• TASK DETAILS: Copy the listing from its first line through the line containing "y-tick-label: −500 <box>280 800 316 815</box>", keeping both of those lines and every line between them.

Recorded data:

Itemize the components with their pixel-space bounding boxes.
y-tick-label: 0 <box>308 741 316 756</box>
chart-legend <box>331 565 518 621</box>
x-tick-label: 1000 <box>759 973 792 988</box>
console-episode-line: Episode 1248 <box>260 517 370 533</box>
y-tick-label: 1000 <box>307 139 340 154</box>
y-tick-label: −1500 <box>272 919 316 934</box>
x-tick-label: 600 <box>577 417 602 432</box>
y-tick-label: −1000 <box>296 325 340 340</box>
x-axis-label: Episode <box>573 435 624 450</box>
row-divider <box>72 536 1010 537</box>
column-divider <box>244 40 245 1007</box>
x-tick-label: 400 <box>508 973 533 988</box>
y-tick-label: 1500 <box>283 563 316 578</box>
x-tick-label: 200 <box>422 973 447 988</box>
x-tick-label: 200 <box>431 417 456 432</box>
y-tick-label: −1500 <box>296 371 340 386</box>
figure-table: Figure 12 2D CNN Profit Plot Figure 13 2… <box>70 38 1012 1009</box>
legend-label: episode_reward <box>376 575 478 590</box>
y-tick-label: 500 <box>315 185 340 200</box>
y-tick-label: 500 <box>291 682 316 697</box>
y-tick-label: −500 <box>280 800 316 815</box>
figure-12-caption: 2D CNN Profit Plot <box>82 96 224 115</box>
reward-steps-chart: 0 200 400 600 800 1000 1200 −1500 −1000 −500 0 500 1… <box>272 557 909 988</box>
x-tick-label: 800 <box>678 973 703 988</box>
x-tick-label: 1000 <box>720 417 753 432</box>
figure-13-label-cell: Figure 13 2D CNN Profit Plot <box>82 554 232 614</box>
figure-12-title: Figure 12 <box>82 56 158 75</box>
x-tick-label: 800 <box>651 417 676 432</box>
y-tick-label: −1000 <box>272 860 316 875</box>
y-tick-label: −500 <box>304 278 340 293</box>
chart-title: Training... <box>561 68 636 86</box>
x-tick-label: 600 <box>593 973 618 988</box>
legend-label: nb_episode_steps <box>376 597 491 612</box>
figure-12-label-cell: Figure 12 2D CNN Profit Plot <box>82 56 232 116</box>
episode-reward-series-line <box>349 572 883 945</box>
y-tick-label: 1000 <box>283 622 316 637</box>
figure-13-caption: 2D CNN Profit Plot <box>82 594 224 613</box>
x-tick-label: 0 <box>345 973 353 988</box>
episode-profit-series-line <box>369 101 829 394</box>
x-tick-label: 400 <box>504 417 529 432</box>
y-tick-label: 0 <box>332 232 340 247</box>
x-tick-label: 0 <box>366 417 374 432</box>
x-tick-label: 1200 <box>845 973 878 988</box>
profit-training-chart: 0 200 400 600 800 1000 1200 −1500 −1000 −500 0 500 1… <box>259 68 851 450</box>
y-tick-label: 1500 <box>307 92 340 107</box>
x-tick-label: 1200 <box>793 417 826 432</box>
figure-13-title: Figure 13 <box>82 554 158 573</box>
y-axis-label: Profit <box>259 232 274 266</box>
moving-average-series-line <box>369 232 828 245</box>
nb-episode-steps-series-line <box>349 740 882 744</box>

• SOLUTION FOR THIS PROBLEM:
Itemize the components with their pixel-space bounding boxes.
y-tick-label: 0 <box>308 741 316 756</box>
chart-legend <box>331 565 518 621</box>
x-tick-label: 1000 <box>759 973 792 988</box>
console-episode-line: Episode 1248 <box>260 517 370 533</box>
y-tick-label: 1000 <box>307 139 340 154</box>
y-tick-label: −1500 <box>272 919 316 934</box>
x-tick-label: 600 <box>577 417 602 432</box>
y-tick-label: −1000 <box>296 325 340 340</box>
x-axis-label: Episode <box>573 435 624 450</box>
row-divider <box>72 536 1010 537</box>
column-divider <box>244 40 245 1007</box>
x-tick-label: 400 <box>508 973 533 988</box>
y-tick-label: 1500 <box>283 563 316 578</box>
x-tick-label: 200 <box>422 973 447 988</box>
x-tick-label: 200 <box>431 417 456 432</box>
y-tick-label: −1500 <box>296 371 340 386</box>
figure-table: Figure 12 2D CNN Profit Plot Figure 13 2… <box>70 38 1012 1009</box>
legend-label: episode_reward <box>376 575 478 590</box>
y-tick-label: 500 <box>315 185 340 200</box>
y-tick-label: 500 <box>291 682 316 697</box>
y-tick-label: −500 <box>280 800 316 815</box>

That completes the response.